--- start Records ---

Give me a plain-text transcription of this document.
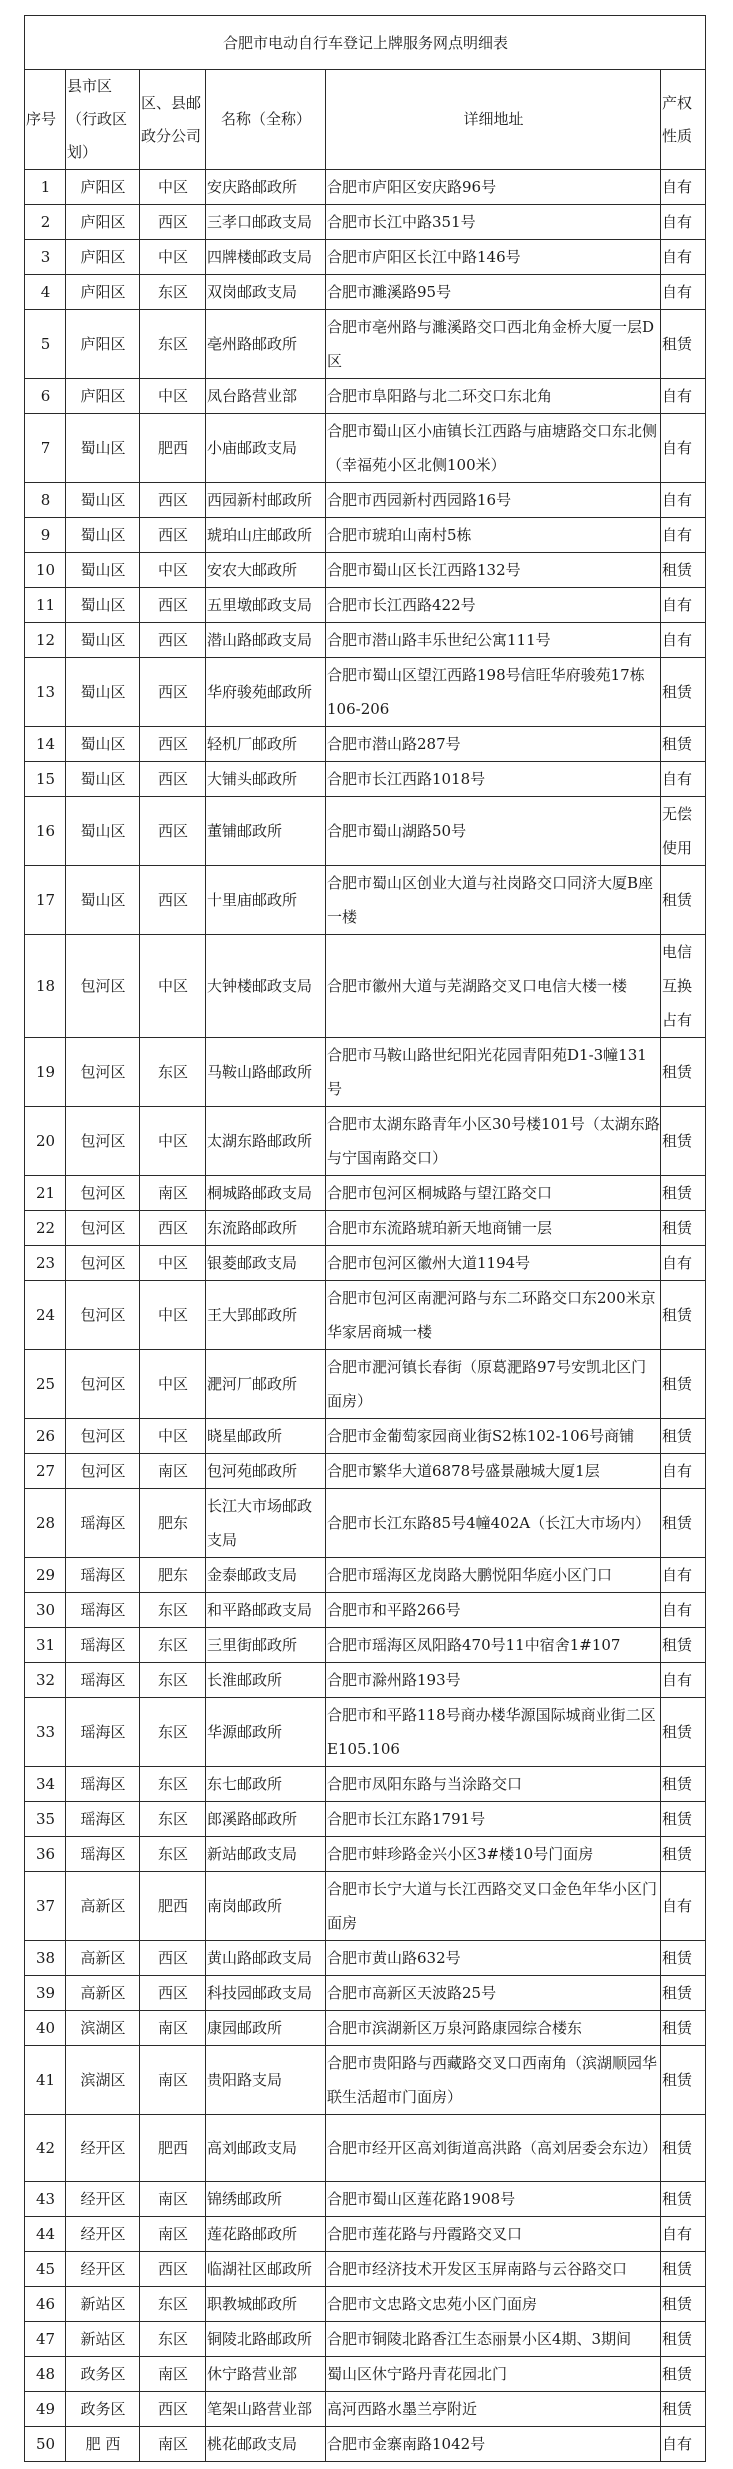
合肥市电动自行车登记上牌服务网点明细表					
序号	县市区（行政区划）	区、县邮政分公司	名称（全称）	详细地址	产权性质
1	庐阳区	中区	安庆路邮政所	合肥市庐阳区安庆路96号	自有
2	庐阳区	西区	三孝口邮政支局	合肥市长江中路351号	自有
3	庐阳区	中区	四牌楼邮政支局	合肥市庐阳区长江中路146号	自有
4	庐阳区	东区	双岗邮政支局	合肥市濉溪路95号	自有
5	庐阳区	东区	亳州路邮政所	合肥市亳州路与濉溪路交口西北角金桥大厦一层D区	租赁
6	庐阳区	中区	凤台路营业部	合肥市阜阳路与北二环交口东北角	自有
7	蜀山区	肥西	小庙邮政支局	合肥市蜀山区小庙镇长江西路与庙塘路交口东北侧（幸福苑小区北侧100米）	自有
8	蜀山区	西区	西园新村邮政所	合肥市西园新村西园路16号	自有
9	蜀山区	西区	琥珀山庄邮政所	合肥市琥珀山南村5栋	自有
10	蜀山区	中区	安农大邮政所	合肥市蜀山区长江西路132号	租赁
11	蜀山区	西区	五里墩邮政支局	合肥市长江西路422号	自有
12	蜀山区	西区	潜山路邮政支局	合肥市潜山路丰乐世纪公寓111号	自有
13	蜀山区	西区	华府骏苑邮政所	合肥市蜀山区望江西路198号信旺华府骏苑17栋106-206	租赁
14	蜀山区	西区	轻机厂邮政所	合肥市潜山路287号	租赁
15	蜀山区	西区	大铺头邮政所	合肥市长江西路1018号	自有
16	蜀山区	西区	董铺邮政所	合肥市蜀山湖路50号	无偿使用
17	蜀山区	西区	十里庙邮政所	合肥市蜀山区创业大道与社岗路交口同济大厦B座一楼	租赁
18	包河区	中区	大钟楼邮政支局	合肥市徽州大道与芜湖路交叉口电信大楼一楼	电信互换占有
19	包河区	东区	马鞍山路邮政所	合肥市马鞍山路世纪阳光花园青阳苑D1-3幢131号	租赁
20	包河区	中区	太湖东路邮政所	合肥市太湖东路青年小区30号楼101号（太湖东路与宁国南路交口）	租赁
21	包河区	南区	桐城路邮政支局	合肥市包河区桐城路与望江路交口	租赁
22	包河区	西区	东流路邮政所	合肥市东流路琥珀新天地商铺一层	租赁
23	包河区	中区	银菱邮政支局	合肥市包河区徽州大道1194号	自有
24	包河区	中区	王大郢邮政所	合肥市包河区南淝河路与东二环路交口东200米京华家居商城一楼	租赁
25	包河区	中区	淝河厂邮政所	合肥市淝河镇长春街（原葛淝路97号安凯北区门面房）	租赁
26	包河区	中区	晓星邮政所	合肥市金葡萄家园商业街S2栋102-106号商铺	租赁
27	包河区	南区	包河苑邮政所	合肥市繁华大道6878号盛景融城大厦1层	自有
28	瑶海区	肥东	长江大市场邮政支局	合肥市长江东路85号4幢402A（长江大市场内）	租赁
29	瑶海区	肥东	金泰邮政支局	合肥市瑶海区龙岗路大鹏悦阳华庭小区门口	自有
30	瑶海区	东区	和平路邮政支局	合肥市和平路266号	自有
31	瑶海区	东区	三里街邮政所	合肥市瑶海区凤阳路470号11中宿舍1#107	租赁
32	瑶海区	东区	长淮邮政所	合肥市滁州路193号	自有
33	瑶海区	东区	华源邮政所	合肥市和平路118号商办楼华源国际城商业街二区E105.106	租赁
34	瑶海区	东区	东七邮政所	合肥市凤阳东路与当涂路交口	租赁
35	瑶海区	东区	郎溪路邮政所	合肥市长江东路1791号	租赁
36	瑶海区	东区	新站邮政支局	合肥市蚌珍路金兴小区3#楼10号门面房	租赁
37	高新区	肥西	南岗邮政所	合肥市长宁大道与长江西路交叉口金色年华小区门面房	自有
38	高新区	西区	黄山路邮政支局	合肥市黄山路632号	租赁
39	高新区	西区	科技园邮政支局	合肥市高新区天波路25号	租赁
40	滨湖区	南区	康园邮政所	合肥市滨湖新区万泉河路康园综合楼东	租赁
41	滨湖区	南区	贵阳路支局	合肥市贵阳路与西藏路交叉口西南角（滨湖顺园华联生活超市门面房）	租赁
42	经开区	肥西	高刘邮政支局	合肥市经开区高刘街道高洪路（高刘居委会东边）	租赁
43	经开区	南区	锦绣邮政所	合肥市蜀山区莲花路1908号	租赁
44	经开区	南区	莲花路邮政所	合肥市莲花路与丹霞路交叉口	自有
45	经开区	西区	临湖社区邮政所	合肥市经济技术开发区玉屏南路与云谷路交口	租赁
46	新站区	东区	职教城邮政所	合肥市文忠路文忠苑小区门面房	租赁
47	新站区	东区	铜陵北路邮政所	合肥市铜陵北路香江生态丽景小区4期、3期间	租赁
48	政务区	南区	休宁路营业部	蜀山区休宁路丹青花园北门	租赁
49	政务区	西区	笔架山路营业部	高河西路水墨兰亭附近	租赁
50	肥 西	南区	桃花邮政支局	合肥市金寨南路1042号	自有
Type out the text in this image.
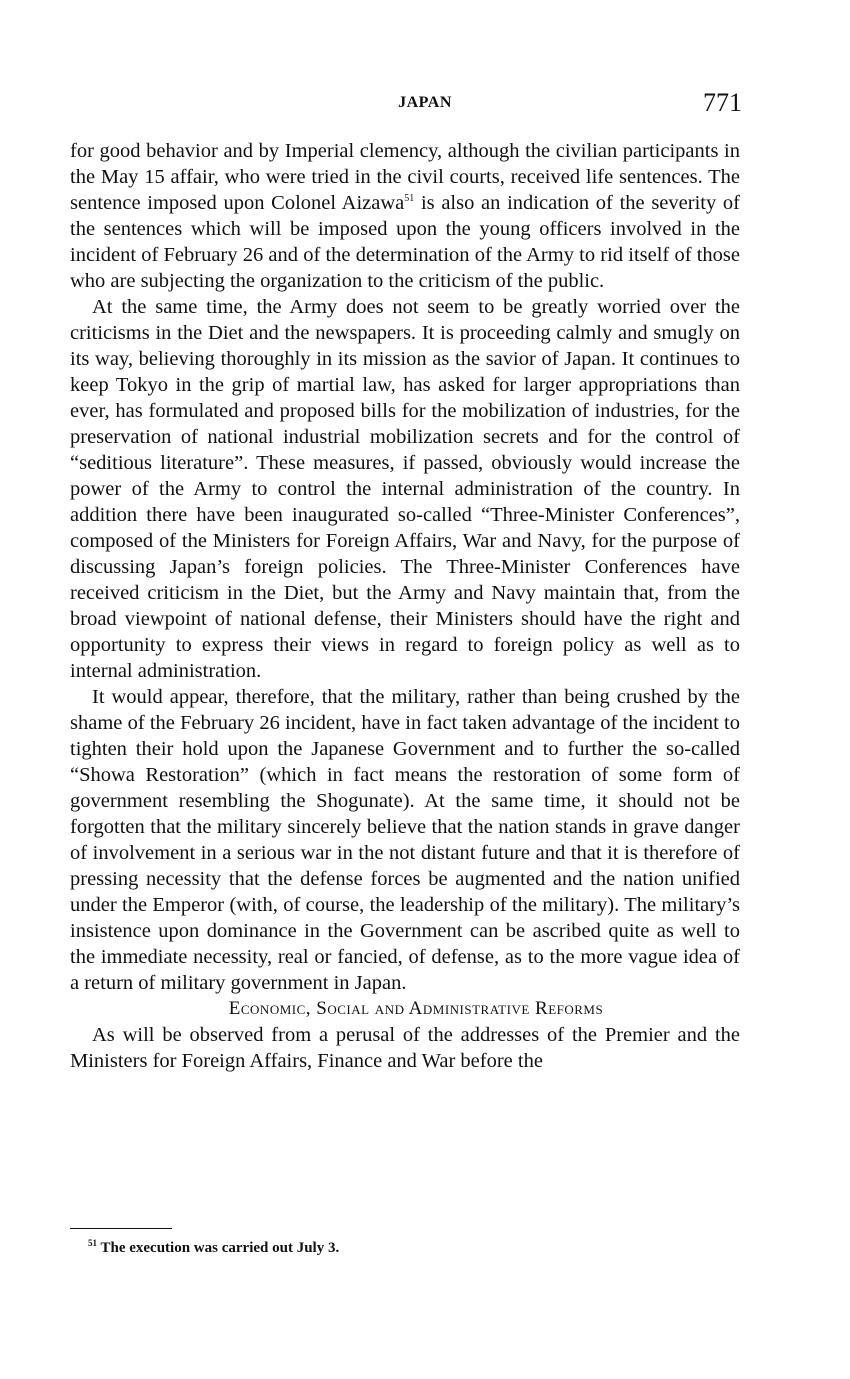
JAPAN	771

for good behavior and by Imperial clemency, although the civilian participants in the May 15 affair, who were tried in the civil courts, received life sentences. The sentence imposed upon Colonel Aizawa$^{51}$ is also an indication of the severity of the sentences which will be imposed upon the young officers involved in the incident of February 26 and of the determination of the Army to rid itself of those who are subjecting the organization to the criticism of the public.

At the same time, the Army does not seem to be greatly worried over the criticisms in the Diet and the newspapers. It is proceeding calmly and smugly on its way, believing thoroughly in its mission as the savior of Japan. It continues to keep Tokyo in the grip of martial law, has asked for larger appropriations than ever, has formulated and proposed bills for the mobilization of industries, for the preservation of national industrial mobilization secrets and for the control of “seditious literature”. These measures, if passed, obviously would increase the power of the Army to control the internal administration of the country. In addition there have been inaugurated so-called “Three-Minister Conferences”, composed of the Ministers for Foreign Affairs, War and Navy, for the purpose of discussing Japan’s foreign policies. The Three-Minister Conferences have received criticism in the Diet, but the Army and Navy maintain that, from the broad viewpoint of national defense, their Ministers should have the right and opportunity to express their views in regard to foreign policy as well as to internal administration.

It would appear, therefore, that the military, rather than being crushed by the shame of the February 26 incident, have in fact taken advantage of the incident to tighten their hold upon the Japanese Government and to further the so-called “Showa Restoration” (which in fact means the restoration of some form of government resembling the Shogunate). At the same time, it should not be forgotten that the military sincerely believe that the nation stands in grave danger of involvement in a serious war in the not distant future and that it is therefore of pressing necessity that the defense forces be augmented and the nation unified under the Emperor (with, of course, the leadership of the military). The military’s insistence upon dominance in the Government can be ascribed quite as well to the immediate necessity, real or fancied, of defense, as to the more vague idea of a return of military government in Japan.

Economic, Social and Administrative Reforms

As will be observed from a perusal of the addresses of the Premier and the Ministers for Foreign Affairs, Finance and War before the

$^{51}$ The execution was carried out July 3.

--- end Records ---

*Your objective:* Look through the records and gather every line containing "incident".

*Expected output:*
for good behavior and by Imperial clemency, although the civilian participants in the May 15 affair, who were tried in the civil courts, received life sentences. The sentence imposed upon Colonel Aizawa$^{51}$ is also an indication of the severity of the sentences which will be imposed upon the young officers involved in the incident of February 26 and of the determination of the Army to rid itself of those who are subjecting the organization to the criticism of the public.
It would appear, therefore, that the military, rather than being crushed by the shame of the February 26 incident, have in fact taken advantage of the incident to tighten their hold upon the Japanese Government and to further the so-called “Showa Restoration” (which in fact means the restoration of some form of government resembling the Shogunate). At the same time, it should not be forgotten that the military sincerely believe that the nation stands in grave danger of involvement in a serious war in the not distant future and that it is therefore of pressing necessity that the defense forces be augmented and the nation unified under the Emperor (with, of course, the leadership of the military). The military’s insistence upon dominance in the Government can be ascribed quite as well to the immediate necessity, real or fancied, of defense, as to the more vague idea of a return of military government in Japan.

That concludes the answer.